== What the task asks ==
Look through the listing for the word "Windows". Copy each line that has it.

== Exercise data ==
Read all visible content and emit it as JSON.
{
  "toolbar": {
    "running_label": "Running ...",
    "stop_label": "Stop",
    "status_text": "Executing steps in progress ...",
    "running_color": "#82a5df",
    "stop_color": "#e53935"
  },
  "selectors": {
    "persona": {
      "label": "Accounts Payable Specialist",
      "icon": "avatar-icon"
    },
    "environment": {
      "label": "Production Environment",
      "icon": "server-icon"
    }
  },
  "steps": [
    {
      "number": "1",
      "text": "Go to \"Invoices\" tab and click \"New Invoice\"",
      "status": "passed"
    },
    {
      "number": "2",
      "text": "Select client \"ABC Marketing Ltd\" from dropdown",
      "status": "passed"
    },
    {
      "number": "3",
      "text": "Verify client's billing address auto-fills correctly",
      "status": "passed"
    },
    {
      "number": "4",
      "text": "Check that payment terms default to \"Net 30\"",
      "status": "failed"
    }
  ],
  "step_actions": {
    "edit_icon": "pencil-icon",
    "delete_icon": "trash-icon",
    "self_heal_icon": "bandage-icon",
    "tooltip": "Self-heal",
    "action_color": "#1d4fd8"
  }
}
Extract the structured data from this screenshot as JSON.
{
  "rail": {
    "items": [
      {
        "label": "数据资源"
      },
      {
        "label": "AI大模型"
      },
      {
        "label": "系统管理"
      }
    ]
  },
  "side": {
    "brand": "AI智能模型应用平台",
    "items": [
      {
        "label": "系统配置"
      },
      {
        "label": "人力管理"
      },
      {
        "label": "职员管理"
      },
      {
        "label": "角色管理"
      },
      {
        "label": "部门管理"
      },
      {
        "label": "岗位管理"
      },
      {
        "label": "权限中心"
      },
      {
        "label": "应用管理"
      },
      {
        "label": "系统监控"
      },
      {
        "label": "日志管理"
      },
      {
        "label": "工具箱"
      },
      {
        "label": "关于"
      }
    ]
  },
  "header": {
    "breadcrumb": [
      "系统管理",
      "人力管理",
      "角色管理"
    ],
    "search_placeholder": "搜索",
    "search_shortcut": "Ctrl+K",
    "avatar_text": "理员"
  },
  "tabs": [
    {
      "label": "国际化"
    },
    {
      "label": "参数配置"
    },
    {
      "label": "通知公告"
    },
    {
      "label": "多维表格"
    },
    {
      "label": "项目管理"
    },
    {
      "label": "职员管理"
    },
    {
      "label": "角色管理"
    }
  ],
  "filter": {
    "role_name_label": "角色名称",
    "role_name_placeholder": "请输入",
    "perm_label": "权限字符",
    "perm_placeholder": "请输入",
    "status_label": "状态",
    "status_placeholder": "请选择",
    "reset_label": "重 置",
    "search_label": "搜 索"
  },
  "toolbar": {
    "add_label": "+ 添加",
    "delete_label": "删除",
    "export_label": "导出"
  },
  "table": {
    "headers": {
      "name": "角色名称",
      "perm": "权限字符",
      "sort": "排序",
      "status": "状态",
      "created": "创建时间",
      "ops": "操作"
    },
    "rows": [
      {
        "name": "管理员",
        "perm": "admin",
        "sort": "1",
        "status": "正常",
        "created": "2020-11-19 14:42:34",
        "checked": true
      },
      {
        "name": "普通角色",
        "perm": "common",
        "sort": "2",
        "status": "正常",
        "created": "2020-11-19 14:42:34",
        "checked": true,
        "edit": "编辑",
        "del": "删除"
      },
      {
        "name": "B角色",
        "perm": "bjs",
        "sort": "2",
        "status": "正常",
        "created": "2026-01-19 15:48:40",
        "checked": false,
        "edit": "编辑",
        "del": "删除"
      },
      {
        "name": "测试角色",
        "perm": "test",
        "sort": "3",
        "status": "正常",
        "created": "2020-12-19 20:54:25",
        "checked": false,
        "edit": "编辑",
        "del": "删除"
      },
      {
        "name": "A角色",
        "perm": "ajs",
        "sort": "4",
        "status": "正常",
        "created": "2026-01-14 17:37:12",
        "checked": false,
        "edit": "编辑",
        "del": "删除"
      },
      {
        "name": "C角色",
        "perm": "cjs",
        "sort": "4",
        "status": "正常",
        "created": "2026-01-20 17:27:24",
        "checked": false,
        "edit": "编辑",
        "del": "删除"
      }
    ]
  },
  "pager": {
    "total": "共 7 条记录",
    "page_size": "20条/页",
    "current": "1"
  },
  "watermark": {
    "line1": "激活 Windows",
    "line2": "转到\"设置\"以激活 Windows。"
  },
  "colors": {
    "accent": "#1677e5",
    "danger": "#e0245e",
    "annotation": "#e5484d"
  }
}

== Output for this exercise ==
    "line1": "激活 Windows",
    "line2": "转到\"设置\"以激活 Windows。"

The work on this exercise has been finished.